Structured figure records:
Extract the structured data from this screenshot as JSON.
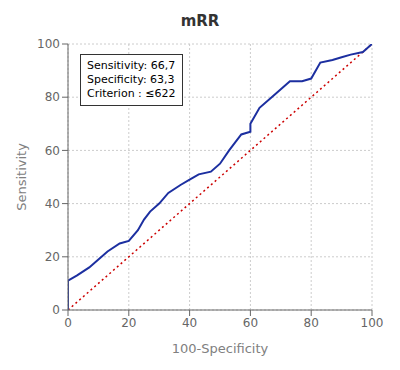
{
  "chart_data": {
    "type": "line",
    "title": "mRR",
    "xlabel": "100-Specificity",
    "ylabel": "Sensitivity",
    "xlim": [
      0,
      100
    ],
    "ylim": [
      0,
      100
    ],
    "xticks": [
      0,
      20,
      40,
      60,
      80,
      100
    ],
    "yticks": [
      0,
      20,
      40,
      60,
      80,
      100
    ],
    "grid": true,
    "series": [
      {
        "color": "#cc0000",
        "line_style": "dotted",
        "x": [
          0,
          100
        ],
        "values": [
          0,
          100
        ]
      },
      {
        "color": "#1c2fa0",
        "line_style": "solid",
        "x": [
          0,
          0,
          3,
          7,
          10,
          13,
          17,
          20,
          23,
          25,
          27,
          30,
          33,
          37,
          40,
          43,
          47,
          50,
          53,
          57,
          60,
          60,
          63,
          67,
          70,
          73,
          77,
          80,
          83,
          87,
          90,
          93,
          97,
          100
        ],
        "values": [
          0,
          11,
          13,
          16,
          19,
          22,
          25,
          26,
          30,
          34,
          37,
          40,
          44,
          47,
          49,
          51,
          52,
          55,
          60,
          66,
          67,
          70,
          76,
          80,
          83,
          86,
          86,
          87,
          93,
          94,
          95,
          96,
          97,
          100
        ]
      }
    ],
    "annotations": [
      "Sensitivity: 66,7\nSpecificity: 63,3\nCriterion : ≤622"
    ]
  }
}
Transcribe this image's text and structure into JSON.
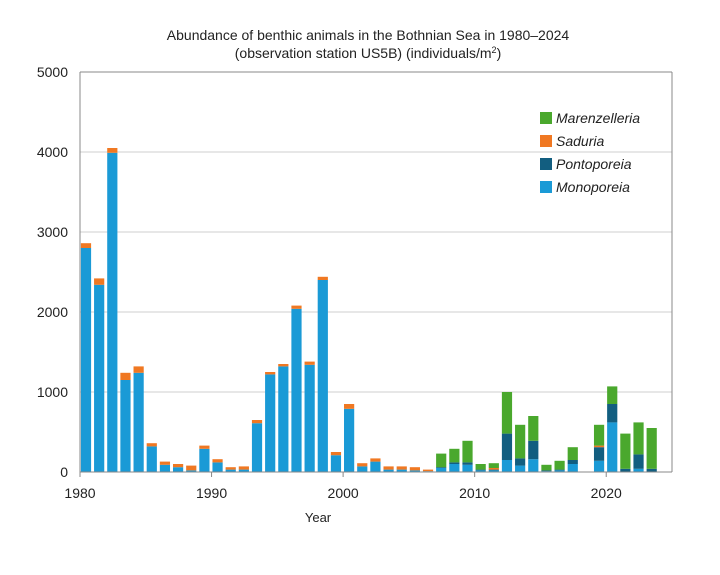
{
  "chart_data": {
    "type": "bar",
    "stacked": true,
    "title": "Abundance of benthic animals in the Bothnian Sea in 1980–2024",
    "subtitle_prefix": "(observation station US5B) (individuals/m",
    "subtitle_sup": "2",
    "subtitle_suffix": ")",
    "xlabel": "Year",
    "ylabel": "",
    "xlim": [
      1980,
      2024
    ],
    "ylim": [
      0,
      5000
    ],
    "x_ticks": [
      "1980",
      "1990",
      "2000",
      "2010",
      "2020"
    ],
    "y_ticks": [
      "0",
      "1000",
      "2000",
      "3000",
      "4000",
      "5000"
    ],
    "grid": "horizontal",
    "legend_position": "top-right",
    "years": [
      1980,
      1981,
      1982,
      1983,
      1984,
      1985,
      1986,
      1987,
      1988,
      1989,
      1990,
      1991,
      1992,
      1993,
      1994,
      1995,
      1996,
      1997,
      1998,
      1999,
      2000,
      2001,
      2002,
      2003,
      2004,
      2005,
      2006,
      2007,
      2008,
      2009,
      2010,
      2011,
      2012,
      2013,
      2014,
      2015,
      2016,
      2017,
      2018,
      2019,
      2020,
      2021,
      2022,
      2023
    ],
    "series": [
      {
        "name": "Monoporeia",
        "color": "#1a9ad6",
        "values": [
          2800,
          2340,
          3990,
          1150,
          1240,
          320,
          90,
          60,
          20,
          290,
          120,
          30,
          30,
          610,
          1220,
          1320,
          2040,
          1340,
          2400,
          210,
          790,
          70,
          130,
          30,
          30,
          20,
          10,
          50,
          100,
          90,
          20,
          20,
          150,
          80,
          160,
          10,
          20,
          100,
          0,
          140,
          620,
          0,
          40,
          0
        ]
      },
      {
        "name": "Pontoporeia",
        "color": "#125e80",
        "values": [
          0,
          0,
          0,
          0,
          0,
          0,
          0,
          0,
          0,
          0,
          0,
          0,
          0,
          0,
          0,
          0,
          0,
          0,
          0,
          0,
          0,
          0,
          0,
          0,
          0,
          0,
          0,
          10,
          20,
          30,
          10,
          10,
          330,
          90,
          230,
          10,
          10,
          50,
          0,
          170,
          230,
          40,
          180,
          40
        ]
      },
      {
        "name": "Saduria",
        "color": "#f07822",
        "values": [
          60,
          80,
          60,
          90,
          80,
          40,
          40,
          40,
          60,
          40,
          40,
          30,
          40,
          40,
          30,
          30,
          40,
          40,
          40,
          40,
          60,
          40,
          40,
          40,
          40,
          40,
          20,
          0,
          0,
          0,
          0,
          20,
          0,
          0,
          0,
          0,
          0,
          0,
          0,
          20,
          0,
          0,
          0,
          0
        ]
      },
      {
        "name": "Marenzelleria",
        "color": "#4aa82d",
        "values": [
          0,
          0,
          0,
          0,
          0,
          0,
          0,
          0,
          0,
          0,
          0,
          0,
          0,
          0,
          0,
          0,
          0,
          0,
          0,
          0,
          0,
          0,
          0,
          0,
          0,
          0,
          0,
          170,
          170,
          270,
          70,
          60,
          520,
          420,
          310,
          70,
          110,
          160,
          0,
          260,
          220,
          440,
          400,
          510
        ]
      }
    ],
    "legend_order": [
      "Marenzelleria",
      "Saduria",
      "Pontoporeia",
      "Monoporeia"
    ]
  }
}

The request: Restate each line of the records exactly; pictures do not belong in the copy.

Result of this exercise:
Extract the structured data from this screenshot as JSON.
{
  "chart_data": {
    "type": "line",
    "title": "mRR",
    "xlabel": "100-Specificity",
    "ylabel": "Sensitivity",
    "xlim": [
      0,
      100
    ],
    "ylim": [
      0,
      100
    ],
    "xticks": [
      0,
      20,
      40,
      60,
      80,
      100
    ],
    "yticks": [
      0,
      20,
      40,
      60,
      80,
      100
    ],
    "grid": true,
    "series": [
      {
        "color": "#cc0000",
        "line_style": "dotted",
        "x": [
          0,
          100
        ],
        "values": [
          0,
          100
        ]
      },
      {
        "color": "#1c2fa0",
        "line_style": "solid",
        "x": [
          0,
          0,
          3,
          7,
          10,
          13,
          17,
          20,
          23,
          25,
          27,
          30,
          33,
          37,
          40,
          43,
          47,
          50,
          53,
          57,
          60,
          60,
          63,
          67,
          70,
          73,
          77,
          80,
          83,
          87,
          90,
          93,
          97,
          100
        ],
        "values": [
          0,
          11,
          13,
          16,
          19,
          22,
          25,
          26,
          30,
          34,
          37,
          40,
          44,
          47,
          49,
          51,
          52,
          55,
          60,
          66,
          67,
          70,
          76,
          80,
          83,
          86,
          86,
          87,
          93,
          94,
          95,
          96,
          97,
          100
        ]
      }
    ],
    "annotations": [
      "Sensitivity: 66,7\nSpecificity: 63,3\nCriterion : ≤622"
    ]
  }
}
Transcribe this image's text and structure into JSON.
{
  "chart_data": {
    "type": "bar",
    "stacked": true,
    "title": "Abundance of benthic animals in the Bothnian Sea in 1980–2024",
    "subtitle_prefix": "(observation station US5B) (individuals/m",
    "subtitle_sup": "2",
    "subtitle_suffix": ")",
    "xlabel": "Year",
    "ylabel": "",
    "xlim": [
      1980,
      2024
    ],
    "ylim": [
      0,
      5000
    ],
    "x_ticks": [
      "1980",
      "1990",
      "2000",
      "2010",
      "2020"
    ],
    "y_ticks": [
      "0",
      "1000",
      "2000",
      "3000",
      "4000",
      "5000"
    ],
    "grid": "horizontal",
    "legend_position": "top-right",
    "years": [
      1980,
      1981,
      1982,
      1983,
      1984,
      1985,
      1986,
      1987,
      1988,
      1989,
      1990,
      1991,
      1992,
      1993,
      1994,
      1995,
      1996,
      1997,
      1998,
      1999,
      2000,
      2001,
      2002,
      2003,
      2004,
      2005,
      2006,
      2007,
      2008,
      2009,
      2010,
      2011,
      2012,
      2013,
      2014,
      2015,
      2016,
      2017,
      2018,
      2019,
      2020,
      2021,
      2022,
      2023
    ],
    "series": [
      {
        "name": "Monoporeia",
        "color": "#1a9ad6",
        "values": [
          2800,
          2340,
          3990,
          1150,
          1240,
          320,
          90,
          60,
          20,
          290,
          120,
          30,
          30,
          610,
          1220,
          1320,
          2040,
          1340,
          2400,
          210,
          790,
          70,
          130,
          30,
          30,
          20,
          10,
          50,
          100,
          90,
          20,
          20,
          150,
          80,
          160,
          10,
          20,
          100,
          0,
          140,
          620,
          0,
          40,
          0
        ]
      },
      {
        "name": "Pontoporeia",
        "color": "#125e80",
        "values": [
          0,
          0,
          0,
          0,
          0,
          0,
          0,
          0,
          0,
          0,
          0,
          0,
          0,
          0,
          0,
          0,
          0,
          0,
          0,
          0,
          0,
          0,
          0,
          0,
          0,
          0,
          0,
          10,
          20,
          30,
          10,
          10,
          330,
          90,
          230,
          10,
          10,
          50,
          0,
          170,
          230,
          40,
          180,
          40
        ]
      },
      {
        "name": "Saduria",
        "color": "#f07822",
        "values": [
          60,
          80,
          60,
          90,
          80,
          40,
          40,
          40,
          60,
          40,
          40,
          30,
          40,
          40,
          30,
          30,
          40,
          40,
          40,
          40,
          60,
          40,
          40,
          40,
          40,
          40,
          20,
          0,
          0,
          0,
          0,
          20,
          0,
          0,
          0,
          0,
          0,
          0,
          0,
          20,
          0,
          0,
          0,
          0
        ]
      },
      {
        "name": "Marenzelleria",
        "color": "#4aa82d",
        "values": [
          0,
          0,
          0,
          0,
          0,
          0,
          0,
          0,
          0,
          0,
          0,
          0,
          0,
          0,
          0,
          0,
          0,
          0,
          0,
          0,
          0,
          0,
          0,
          0,
          0,
          0,
          0,
          170,
          170,
          270,
          70,
          60,
          520,
          420,
          310,
          70,
          110,
          160,
          0,
          260,
          220,
          440,
          400,
          510
        ]
      }
    ],
    "legend_order": [
      "Marenzelleria",
      "Saduria",
      "Pontoporeia",
      "Monoporeia"
    ]
  }
}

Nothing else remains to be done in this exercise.